Work to complete: Go through the entries below and retype them exactly, omitting each picture.

Dataset items:
============

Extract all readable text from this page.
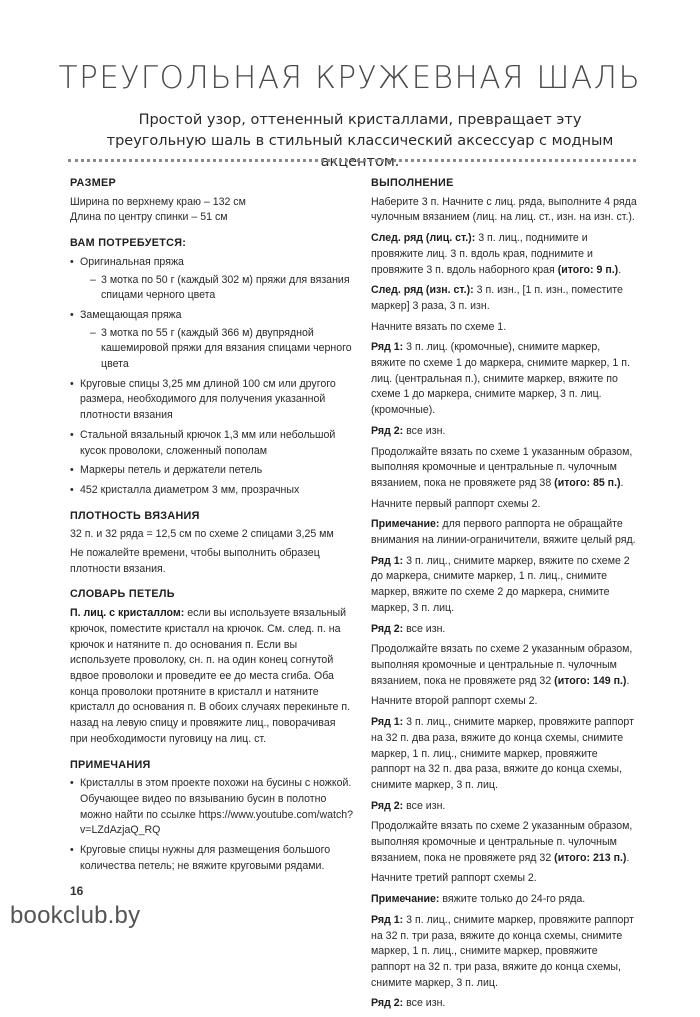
ТРЕУГОЛЬНАЯ КРУЖЕВНАЯ ШАЛЬ
Простой узор, оттененный кристаллами, превращает эту треугольную шаль в стильный классический аксессуар с модным акцентом.
РАЗМЕР

Ширина по верхнему краю – 132 см

Длина по центру спинки – 51 см

ВАМ ПОТРЕБУЕТСЯ:
• Оригинальная пряжа
– 3 мотка по 50 г (каждый 302 м) пряжи для вязания спицами черного цвета
• Замещающая пряжа
– 3 мотка по 55 г (каждый 366 м) двупрядной кашемировой пряжи для вязания спицами черного цвета
• Круговые спицы 3,25 мм длиной 100 см или другого размера, необходимого для получения указанной плотности вязания
• Стальной вязальный крючок 1,3 мм или небольшой кусок проволоки, сложенный пополам
• Маркеры петель и держатели петель
• 452 кристалла диаметром 3 мм, прозрачных
ПЛОТНОСТЬ ВЯЗАНИЯ

32 п. и 32 ряда = 12,5 см по схеме 2 спицами 3,25 мм

Не пожалейте времени, чтобы выполнить образец плотности вязания.

СЛОВАРЬ ПЕТЕЛЬ

П. лиц. с кристаллом: если вы используете вязальный крючок, поместите кристалл на крючок. См. след. п. на крючок и натяните п. до основания п. Если вы используете проволоку, сн. п. на один конец согнутой вдвое проволоки и проведите ее до места сгиба. Оба конца проволоки протяните в кристалл и натяните кристалл до основания п. В обоих случаях перекиньте п. назад на левую спицу и провяжите лиц., поворачивая при необходимости пуговицу на лиц. ст.

ПРИМЕЧАНИЯ
• Кристаллы в этом проекте похожи на бусины с ножкой. Обучающее видео по вязыванию бусин в полотно можно найти по ссылке https://www.youtube.com/watch?v=LZdAzjaQ_RQ
• Круговые спицы нужны для размещения большого количества петель; не вяжите круговыми рядами.
ВЫПОЛНЕНИЕ

Наберите 3 п. Начните с лиц. ряда, выполните 4 ряда чулочным вязанием (лиц. на лиц. ст., изн. на изн. ст.).

След. ряд (лиц. ст.): 3 п. лиц., поднимите и провяжите лиц. 3 п. вдоль края, поднимите и провяжите 3 п. вдоль наборного края (итого: 9 п.).

След. ряд (изн. ст.): 3 п. изн., [1 п. изн., поместите маркер] 3 раза, 3 п. изн.

Начните вязать по схеме 1.

Ряд 1: 3 п. лиц. (кромочные), снимите маркер, вяжите по схеме 1 до маркера, снимите маркер, 1 п. лиц. (центральная п.), снимите маркер, вяжите по схеме 1 до маркера, снимите маркер, 3 п. лиц. (кромочные).

Ряд 2: все изн.

Продолжайте вязать по схеме 1 указанным образом, выполняя кромочные и центральные п. чулочным вязанием, пока не провяжете ряд 38 (итого: 85 п.).

Начните первый раппорт схемы 2.

Примечание: для первого раппорта не обращайте внимания на линии-ограничители, вяжите целый ряд.

Ряд 1: 3 п. лиц., снимите маркер, вяжите по схеме 2 до маркера, снимите маркер, 1 п. лиц., снимите маркер, вяжите по схеме 2 до маркера, снимите маркер, 3 п. лиц.

Ряд 2: все изн.

Продолжайте вязать по схеме 2 указанным образом, выполняя кромочные и центральные п. чулочным вязанием, пока не провяжете ряд 32 (итого: 149 п.).

Начните второй раппорт схемы 2.

Ряд 1: 3 п. лиц., снимите маркер, провяжите раппорт на 32 п. два раза, вяжите до конца схемы, снимите маркер, 1 п. лиц., снимите маркер, провяжите раппорт на 32 п. два раза, вяжите до конца схемы, снимите маркер, 3 п. лиц.

Ряд 2: все изн.

Продолжайте вязать по схеме 2 указанным образом, выполняя кромочные и центральные п. чулочным вязанием, пока не провяжете ряд 32 (итого: 213 п.).

Начните третий раппорт схемы 2.

Примечание: вяжите только до 24-го ряда.

Ряд 1: 3 п. лиц., снимите маркер, провяжите раппорт на 32 п. три раза, вяжите до конца схемы, снимите маркер, 1 п. лиц., снимите маркер, провяжите раппорт на 32 п. три раза, вяжите до конца схемы, снимите маркер, 3 п. лиц.

Ряд 2: все изн.

16
bookclub.by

============

Response:
Extract all readable text from this page.
ТРЕУГОЛЬНАЯ КРУЖЕВНАЯ ШАЛЬ
Простой узор, оттененный кристаллами, превращает эту треугольную шаль в стильный классический аксессуар с модным акцентом.
РАЗМЕР

Ширина по верхнему краю – 132 см

Длина по центру спинки – 51 см

ВАМ ПОТРЕБУЕТСЯ:
• Оригинальная пряжа
– 3 мотка по 50 г (каждый 302 м) пряжи для вязания спицами черного цвета
• Замещающая пряжа
– 3 мотка по 55 г (каждый 366 м) двупрядной кашемировой пряжи для вязания спицами черного цвета
• Круговые спицы 3,25 мм длиной 100 см или другого размера, необходимого для получения указанной плотности вязания
• Стальной вязальный крючок 1,3 мм или небольшой кусок проволоки, сложенный пополам
• Маркеры петель и держатели петель
• 452 кристалла диаметром 3 мм, прозрачных
ПЛОТНОСТЬ ВЯЗАНИЯ

32 п. и 32 ряда = 12,5 см по схеме 2 спицами 3,25 мм

Не пожалейте времени, чтобы выполнить образец плотности вязания.

СЛОВАРЬ ПЕТЕЛЬ

П. лиц. с кристаллом: если вы используете вязальный крючок, поместите кристалл на крючок. См. след. п. на крючок и натяните п. до основания п. Если вы используете проволоку, сн. п. на один конец согнутой вдвое проволоки и проведите ее до места сгиба. Оба конца проволоки протяните в кристалл и натяните кристалл до основания п. В обоих случаях перекиньте п. назад на левую спицу и провяжите лиц., поворачивая при необходимости пуговицу на лиц. ст.

ПРИМЕЧАНИЯ
• Кристаллы в этом проекте похожи на бусины с ножкой. Обучающее видео по вязыванию бусин в полотно можно найти по ссылке https://www.youtube.com/watch?v=LZdAzjaQ_RQ
• Круговые спицы нужны для размещения большого количества петель; не вяжите круговыми рядами.
ВЫПОЛНЕНИЕ

Наберите 3 п. Начните с лиц. ряда, выполните 4 ряда чулочным вязанием (лиц. на лиц. ст., изн. на изн. ст.).

След. ряд (лиц. ст.): 3 п. лиц., поднимите и провяжите лиц. 3 п. вдоль края, поднимите и провяжите 3 п. вдоль наборного края (итого: 9 п.).

След. ряд (изн. ст.): 3 п. изн., [1 п. изн., поместите маркер] 3 раза, 3 п. изн.

Начните вязать по схеме 1.

Ряд 1: 3 п. лиц. (кромочные), снимите маркер, вяжите по схеме 1 до маркера, снимите маркер, 1 п. лиц. (центральная п.), снимите маркер, вяжите по схеме 1 до маркера, снимите маркер, 3 п. лиц. (кромочные).

Ряд 2: все изн.

Продолжайте вязать по схеме 1 указанным образом, выполняя кромочные и центральные п. чулочным вязанием, пока не провяжете ряд 38 (итого: 85 п.).

Начните первый раппорт схемы 2.

Примечание: для первого раппорта не обращайте внимания на линии-ограничители, вяжите целый ряд.

Ряд 1: 3 п. лиц., снимите маркер, вяжите по схеме 2 до маркера, снимите маркер, 1 п. лиц., снимите маркер, вяжите по схеме 2 до маркера, снимите маркер, 3 п. лиц.

Ряд 2: все изн.

Продолжайте вязать по схеме 2 указанным образом, выполняя кромочные и центральные п. чулочным вязанием, пока не провяжете ряд 32 (итого: 149 п.).

Начните второй раппорт схемы 2.

Ряд 1: 3 п. лиц., снимите маркер, провяжите раппорт на 32 п. два раза, вяжите до конца схемы, снимите маркер, 1 п. лиц., снимите маркер, провяжите раппорт на 32 п. два раза, вяжите до конца схемы, снимите маркер, 3 п. лиц.

Ряд 2: все изн.

Продолжайте вязать по схеме 2 указанным образом, выполняя кромочные и центральные п. чулочным вязанием, пока не провяжете ряд 32 (итого: 213 п.).

Начните третий раппорт схемы 2.

Примечание: вяжите только до 24-го ряда.

Ряд 1: 3 п. лиц., снимите маркер, провяжите раппорт на 32 п. три раза, вяжите до конца схемы, снимите маркер, 1 п. лиц., снимите маркер, провяжите раппорт на 32 п. три раза, вяжите до конца схемы, снимите маркер, 3 п. лиц.

Ряд 2: все изн.

16
bookclub.by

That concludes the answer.